◆ Your task: Which lines of the records contain "perustana"? Collect every one of them.
--- BEGIN ---
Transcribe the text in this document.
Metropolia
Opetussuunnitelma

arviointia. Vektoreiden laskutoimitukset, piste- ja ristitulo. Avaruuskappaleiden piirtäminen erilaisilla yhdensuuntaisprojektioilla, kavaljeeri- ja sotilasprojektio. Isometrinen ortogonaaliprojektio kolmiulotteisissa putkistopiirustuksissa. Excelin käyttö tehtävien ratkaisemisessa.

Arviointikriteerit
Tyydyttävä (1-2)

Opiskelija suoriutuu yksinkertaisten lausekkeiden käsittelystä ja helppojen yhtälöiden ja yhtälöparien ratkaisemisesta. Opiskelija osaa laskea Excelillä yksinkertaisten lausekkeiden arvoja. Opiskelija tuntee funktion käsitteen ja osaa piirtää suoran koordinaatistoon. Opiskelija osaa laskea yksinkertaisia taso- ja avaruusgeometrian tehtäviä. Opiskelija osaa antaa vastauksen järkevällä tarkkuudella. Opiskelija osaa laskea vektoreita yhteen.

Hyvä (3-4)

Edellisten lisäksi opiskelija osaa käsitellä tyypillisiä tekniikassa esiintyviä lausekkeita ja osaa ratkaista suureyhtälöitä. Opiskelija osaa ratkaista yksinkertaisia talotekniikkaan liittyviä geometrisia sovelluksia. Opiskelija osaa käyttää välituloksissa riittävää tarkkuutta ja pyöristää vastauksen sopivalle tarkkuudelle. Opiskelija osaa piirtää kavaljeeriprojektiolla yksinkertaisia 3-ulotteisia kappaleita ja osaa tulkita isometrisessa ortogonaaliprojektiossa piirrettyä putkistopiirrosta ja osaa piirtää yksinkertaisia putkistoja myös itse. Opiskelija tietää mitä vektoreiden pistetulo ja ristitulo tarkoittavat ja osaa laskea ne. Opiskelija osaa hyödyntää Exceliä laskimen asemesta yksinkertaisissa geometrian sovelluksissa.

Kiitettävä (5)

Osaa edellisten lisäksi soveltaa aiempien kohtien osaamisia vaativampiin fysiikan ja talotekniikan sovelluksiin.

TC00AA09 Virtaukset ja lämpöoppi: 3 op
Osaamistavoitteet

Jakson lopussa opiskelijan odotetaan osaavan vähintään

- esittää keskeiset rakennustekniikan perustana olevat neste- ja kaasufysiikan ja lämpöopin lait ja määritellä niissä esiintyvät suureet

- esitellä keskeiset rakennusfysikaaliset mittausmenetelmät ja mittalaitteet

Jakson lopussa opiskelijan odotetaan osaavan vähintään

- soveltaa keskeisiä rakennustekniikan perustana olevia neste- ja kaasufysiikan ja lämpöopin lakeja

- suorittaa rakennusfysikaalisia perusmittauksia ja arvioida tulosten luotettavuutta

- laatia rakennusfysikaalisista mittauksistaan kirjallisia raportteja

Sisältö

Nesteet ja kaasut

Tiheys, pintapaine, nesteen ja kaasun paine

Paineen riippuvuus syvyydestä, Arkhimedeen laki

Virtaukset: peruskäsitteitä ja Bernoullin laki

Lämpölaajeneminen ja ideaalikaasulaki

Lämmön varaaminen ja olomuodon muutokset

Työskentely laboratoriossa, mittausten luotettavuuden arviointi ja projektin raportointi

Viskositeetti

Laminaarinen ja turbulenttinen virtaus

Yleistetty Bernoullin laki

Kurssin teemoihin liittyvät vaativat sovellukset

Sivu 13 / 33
--- END ---
◆ Exercise solution:
- esittää keskeiset rakennustekniikan perustana olevat neste- ja kaasufysiikan ja lämpöopin lait ja määritellä niissä esiintyvät suureet
- soveltaa keskeisiä rakennustekniikan perustana olevia neste- ja kaasufysiikan ja lämpöopin lakeja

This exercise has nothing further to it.